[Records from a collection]
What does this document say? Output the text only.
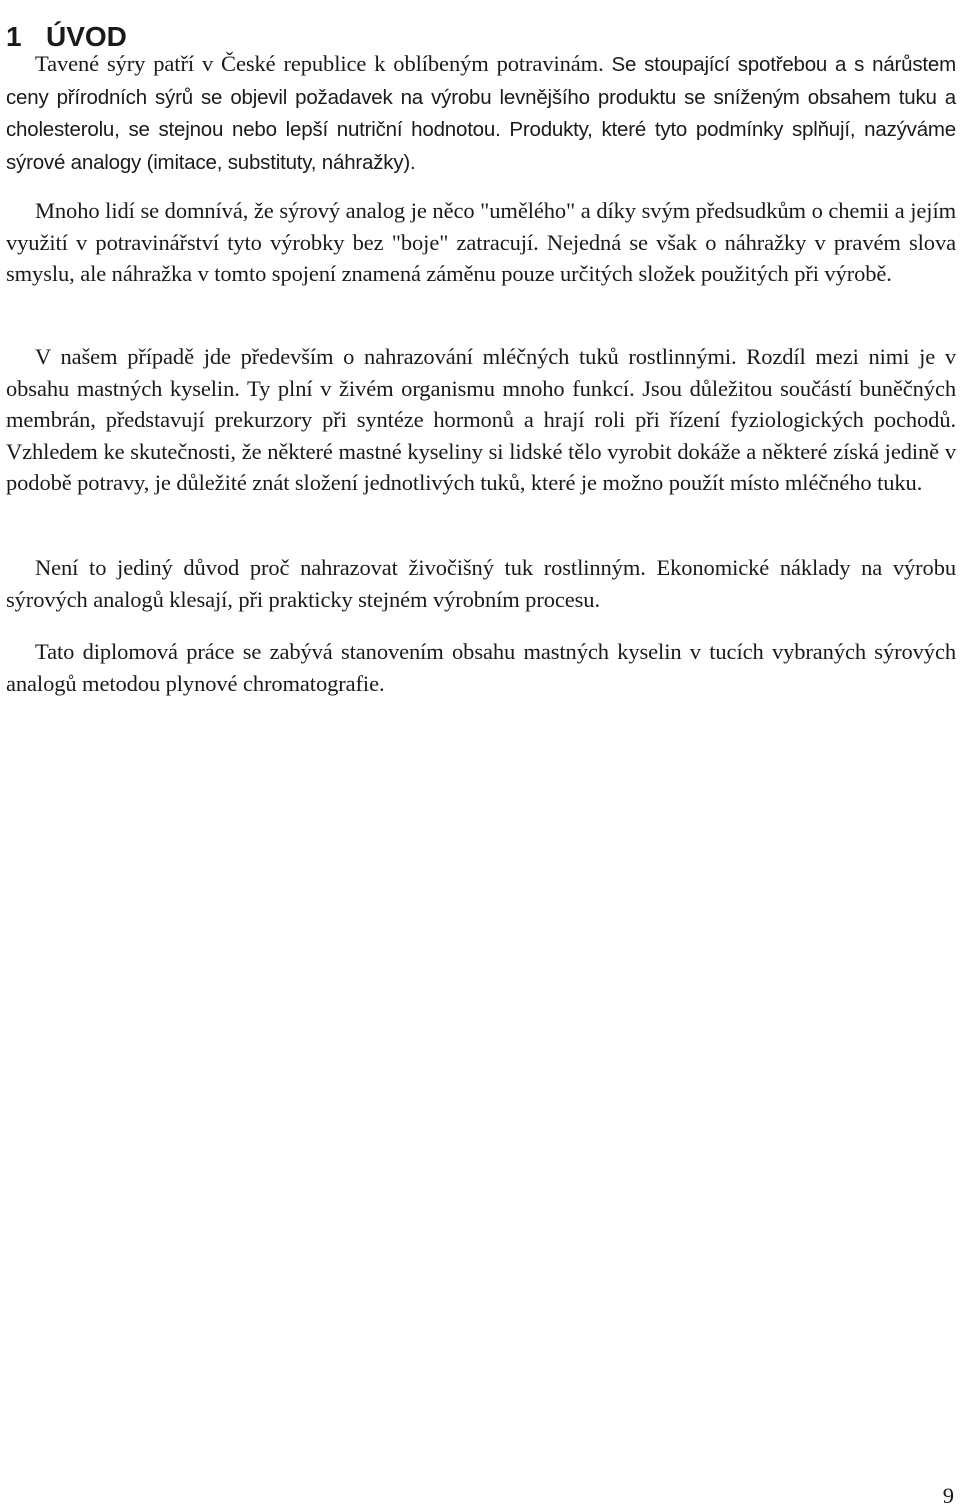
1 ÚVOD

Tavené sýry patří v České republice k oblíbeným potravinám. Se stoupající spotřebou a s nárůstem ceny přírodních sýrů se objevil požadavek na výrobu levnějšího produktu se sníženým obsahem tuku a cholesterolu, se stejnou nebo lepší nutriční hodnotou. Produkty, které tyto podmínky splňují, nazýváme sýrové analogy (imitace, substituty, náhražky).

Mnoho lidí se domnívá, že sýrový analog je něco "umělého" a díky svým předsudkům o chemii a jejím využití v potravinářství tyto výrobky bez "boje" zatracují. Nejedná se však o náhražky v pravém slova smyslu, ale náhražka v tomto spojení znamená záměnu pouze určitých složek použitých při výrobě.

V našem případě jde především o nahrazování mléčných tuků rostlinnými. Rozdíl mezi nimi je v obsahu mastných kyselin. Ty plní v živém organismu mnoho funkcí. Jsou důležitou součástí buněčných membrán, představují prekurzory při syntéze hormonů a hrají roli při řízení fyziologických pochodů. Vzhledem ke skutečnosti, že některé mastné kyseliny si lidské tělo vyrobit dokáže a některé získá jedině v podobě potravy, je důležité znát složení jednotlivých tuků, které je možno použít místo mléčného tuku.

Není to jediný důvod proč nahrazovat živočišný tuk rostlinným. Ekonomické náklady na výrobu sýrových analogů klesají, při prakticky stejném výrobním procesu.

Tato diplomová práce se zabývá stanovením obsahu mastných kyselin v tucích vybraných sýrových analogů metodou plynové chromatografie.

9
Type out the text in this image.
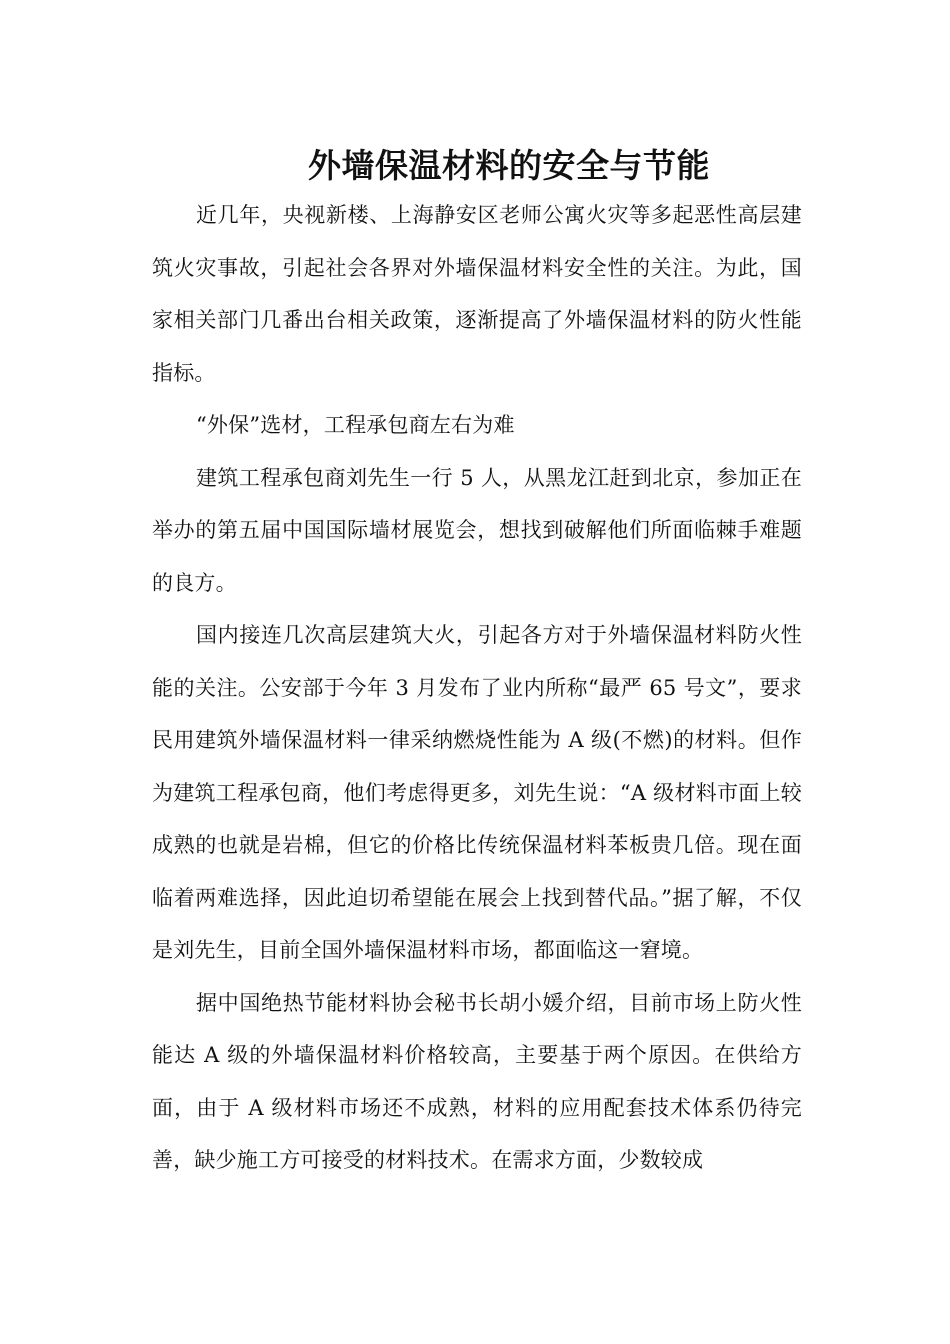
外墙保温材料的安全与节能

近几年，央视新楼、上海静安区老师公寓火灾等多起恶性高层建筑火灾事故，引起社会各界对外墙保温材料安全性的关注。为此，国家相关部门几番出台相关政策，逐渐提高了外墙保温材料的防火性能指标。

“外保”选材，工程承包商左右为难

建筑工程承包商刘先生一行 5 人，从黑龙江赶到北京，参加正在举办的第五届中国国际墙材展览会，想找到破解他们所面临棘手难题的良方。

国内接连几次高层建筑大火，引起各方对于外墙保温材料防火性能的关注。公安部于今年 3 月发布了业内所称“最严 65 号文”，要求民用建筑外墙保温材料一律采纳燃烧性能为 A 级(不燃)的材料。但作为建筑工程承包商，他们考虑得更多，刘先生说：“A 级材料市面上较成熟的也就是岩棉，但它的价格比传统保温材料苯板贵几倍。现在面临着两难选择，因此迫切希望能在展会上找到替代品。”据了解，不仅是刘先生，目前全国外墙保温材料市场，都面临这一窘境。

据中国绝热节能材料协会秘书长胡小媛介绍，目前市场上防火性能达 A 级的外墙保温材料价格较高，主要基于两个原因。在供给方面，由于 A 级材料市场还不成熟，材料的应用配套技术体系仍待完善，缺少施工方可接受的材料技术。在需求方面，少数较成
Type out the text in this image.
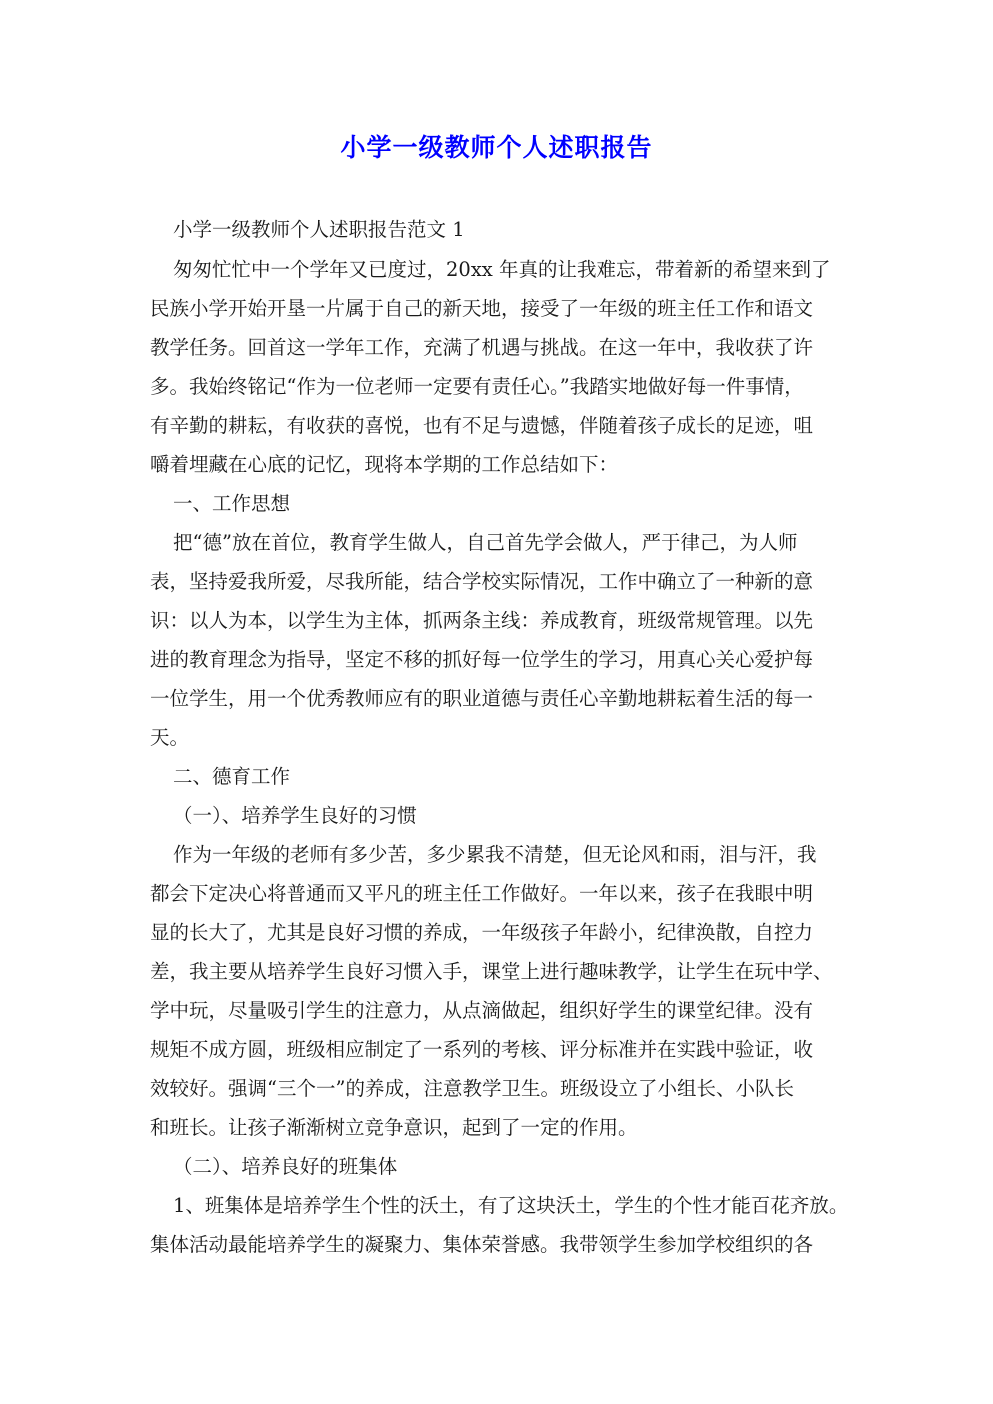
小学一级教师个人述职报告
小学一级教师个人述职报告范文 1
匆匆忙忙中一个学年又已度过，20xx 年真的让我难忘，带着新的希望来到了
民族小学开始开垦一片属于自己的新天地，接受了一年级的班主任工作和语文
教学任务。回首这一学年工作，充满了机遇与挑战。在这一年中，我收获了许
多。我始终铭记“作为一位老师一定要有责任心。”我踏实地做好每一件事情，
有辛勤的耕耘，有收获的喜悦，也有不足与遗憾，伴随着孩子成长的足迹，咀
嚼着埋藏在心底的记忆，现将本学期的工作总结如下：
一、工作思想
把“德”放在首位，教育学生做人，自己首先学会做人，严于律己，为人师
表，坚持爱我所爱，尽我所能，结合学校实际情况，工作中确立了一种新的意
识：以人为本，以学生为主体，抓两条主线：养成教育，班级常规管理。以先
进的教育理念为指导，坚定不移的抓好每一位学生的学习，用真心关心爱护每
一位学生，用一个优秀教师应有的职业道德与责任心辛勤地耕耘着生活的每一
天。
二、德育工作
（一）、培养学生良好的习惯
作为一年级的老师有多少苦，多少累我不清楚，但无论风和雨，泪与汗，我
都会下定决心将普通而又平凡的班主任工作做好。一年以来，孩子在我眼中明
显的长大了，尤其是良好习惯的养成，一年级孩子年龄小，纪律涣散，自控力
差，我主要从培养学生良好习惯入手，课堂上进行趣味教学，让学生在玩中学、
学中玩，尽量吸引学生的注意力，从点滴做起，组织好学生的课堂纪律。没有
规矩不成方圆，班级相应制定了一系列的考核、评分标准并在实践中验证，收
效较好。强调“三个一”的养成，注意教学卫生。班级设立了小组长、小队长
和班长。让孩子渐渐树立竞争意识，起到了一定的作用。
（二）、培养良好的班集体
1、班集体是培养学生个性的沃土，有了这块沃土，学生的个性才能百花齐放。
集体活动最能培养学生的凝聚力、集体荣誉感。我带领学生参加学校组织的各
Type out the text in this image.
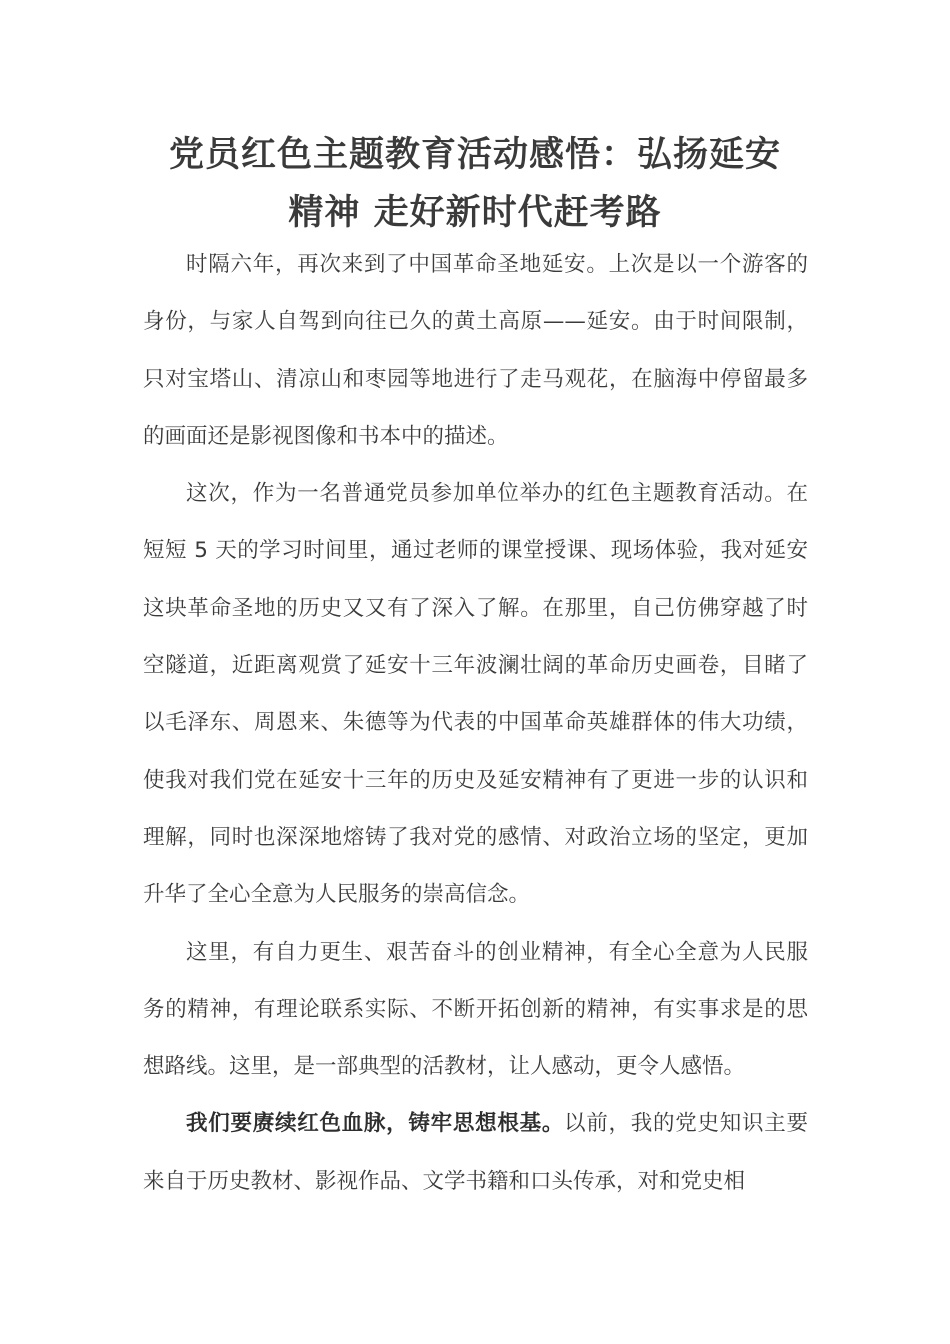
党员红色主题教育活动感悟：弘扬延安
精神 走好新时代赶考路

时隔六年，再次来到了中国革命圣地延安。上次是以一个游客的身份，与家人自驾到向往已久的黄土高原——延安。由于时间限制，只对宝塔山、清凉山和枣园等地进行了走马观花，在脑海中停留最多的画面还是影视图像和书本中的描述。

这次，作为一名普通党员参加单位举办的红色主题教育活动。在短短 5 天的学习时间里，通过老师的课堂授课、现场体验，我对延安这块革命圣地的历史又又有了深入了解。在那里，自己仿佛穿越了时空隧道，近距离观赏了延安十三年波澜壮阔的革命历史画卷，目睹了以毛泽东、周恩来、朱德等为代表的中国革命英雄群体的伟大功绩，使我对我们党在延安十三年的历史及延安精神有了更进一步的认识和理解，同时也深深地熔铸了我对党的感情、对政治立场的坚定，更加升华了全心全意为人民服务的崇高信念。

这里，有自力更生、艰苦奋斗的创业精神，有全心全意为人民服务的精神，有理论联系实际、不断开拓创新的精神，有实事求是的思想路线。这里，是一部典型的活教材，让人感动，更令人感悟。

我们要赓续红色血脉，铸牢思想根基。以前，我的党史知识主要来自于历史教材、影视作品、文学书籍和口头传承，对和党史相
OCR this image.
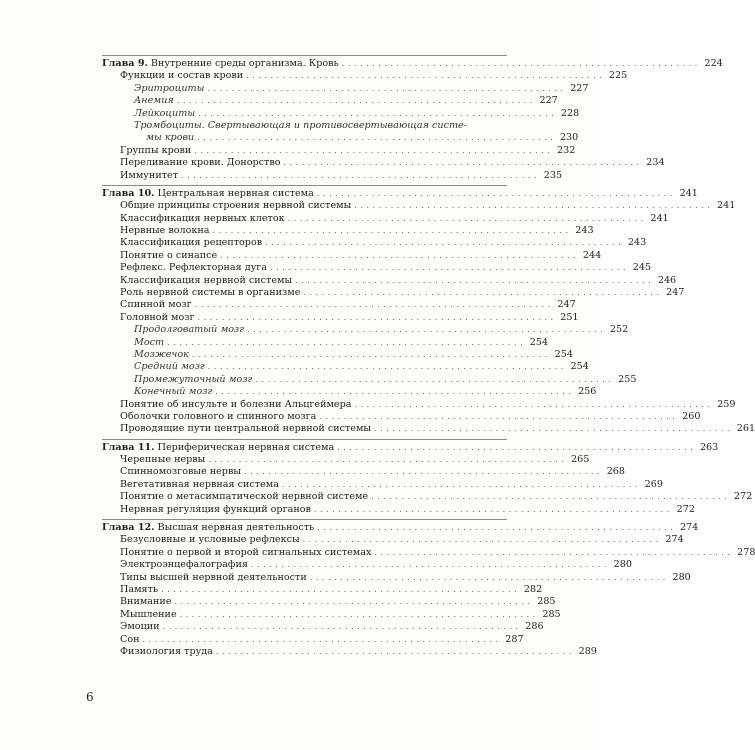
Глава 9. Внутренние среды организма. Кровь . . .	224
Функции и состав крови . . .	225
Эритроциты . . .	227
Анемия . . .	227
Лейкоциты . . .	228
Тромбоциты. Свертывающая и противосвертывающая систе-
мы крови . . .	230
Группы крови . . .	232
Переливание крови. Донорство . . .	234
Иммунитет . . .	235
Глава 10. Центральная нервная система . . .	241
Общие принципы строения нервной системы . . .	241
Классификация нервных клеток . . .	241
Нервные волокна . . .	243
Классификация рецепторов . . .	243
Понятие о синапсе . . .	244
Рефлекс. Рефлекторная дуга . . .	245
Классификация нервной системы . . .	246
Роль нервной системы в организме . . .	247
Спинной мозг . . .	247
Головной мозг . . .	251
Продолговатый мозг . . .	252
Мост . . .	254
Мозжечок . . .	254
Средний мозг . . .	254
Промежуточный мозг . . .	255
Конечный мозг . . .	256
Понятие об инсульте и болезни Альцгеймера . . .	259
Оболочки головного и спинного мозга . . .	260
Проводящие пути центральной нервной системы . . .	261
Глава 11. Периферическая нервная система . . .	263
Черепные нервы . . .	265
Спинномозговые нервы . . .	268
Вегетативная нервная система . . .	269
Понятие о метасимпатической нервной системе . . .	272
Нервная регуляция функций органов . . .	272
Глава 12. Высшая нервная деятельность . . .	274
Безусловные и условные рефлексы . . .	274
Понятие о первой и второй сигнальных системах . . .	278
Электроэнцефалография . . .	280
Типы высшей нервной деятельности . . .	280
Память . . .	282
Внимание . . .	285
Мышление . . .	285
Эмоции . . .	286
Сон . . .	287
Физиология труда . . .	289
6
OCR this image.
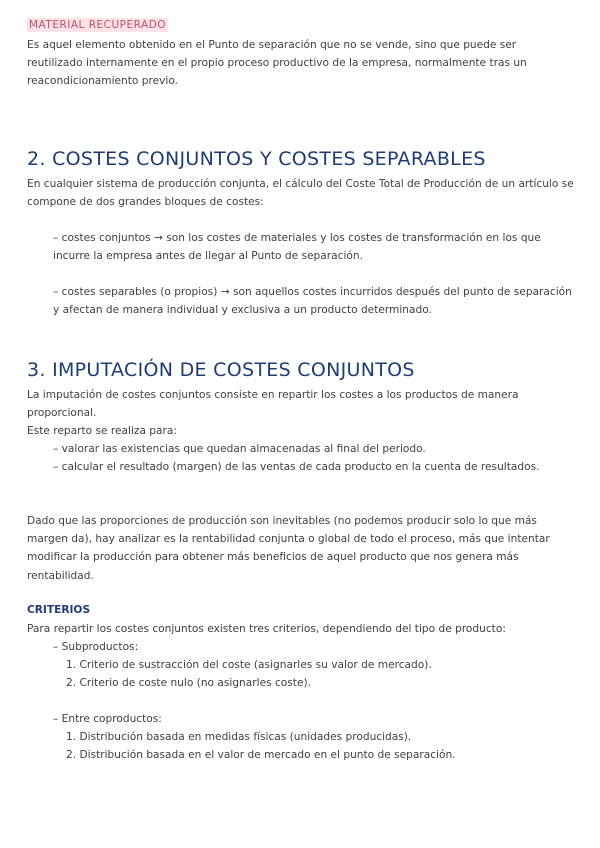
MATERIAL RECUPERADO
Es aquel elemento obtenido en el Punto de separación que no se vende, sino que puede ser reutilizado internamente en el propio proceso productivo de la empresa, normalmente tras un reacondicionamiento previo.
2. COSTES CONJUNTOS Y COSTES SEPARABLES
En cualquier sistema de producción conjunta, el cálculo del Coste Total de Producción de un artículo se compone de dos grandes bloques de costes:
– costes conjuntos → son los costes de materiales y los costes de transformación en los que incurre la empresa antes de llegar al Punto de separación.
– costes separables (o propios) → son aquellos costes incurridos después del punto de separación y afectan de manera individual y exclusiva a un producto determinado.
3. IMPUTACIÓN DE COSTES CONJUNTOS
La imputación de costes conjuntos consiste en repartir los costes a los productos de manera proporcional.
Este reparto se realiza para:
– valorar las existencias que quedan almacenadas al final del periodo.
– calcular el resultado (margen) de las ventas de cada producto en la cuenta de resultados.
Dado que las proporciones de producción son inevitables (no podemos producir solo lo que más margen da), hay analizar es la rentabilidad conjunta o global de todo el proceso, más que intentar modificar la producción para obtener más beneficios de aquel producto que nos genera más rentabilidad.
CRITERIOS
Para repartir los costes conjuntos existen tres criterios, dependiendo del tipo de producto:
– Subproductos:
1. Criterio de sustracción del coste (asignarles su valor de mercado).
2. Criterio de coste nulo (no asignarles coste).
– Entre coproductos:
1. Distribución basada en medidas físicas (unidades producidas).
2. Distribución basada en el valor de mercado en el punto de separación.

What the exercise asks
Scan the records for the string "analogů". Copy each line in which it appears.

Response to the exercise
Není to jediný důvod proč nahrazovat živočišný tuk rostlinným. Ekonomické náklady na výrobu sýrových analogů klesají, při prakticky stejném výrobním procesu.
Tato diplomová práce se zabývá stanovením obsahu mastných kyselin v tucích vybraných sýrových analogů metodou plynové chromatografie.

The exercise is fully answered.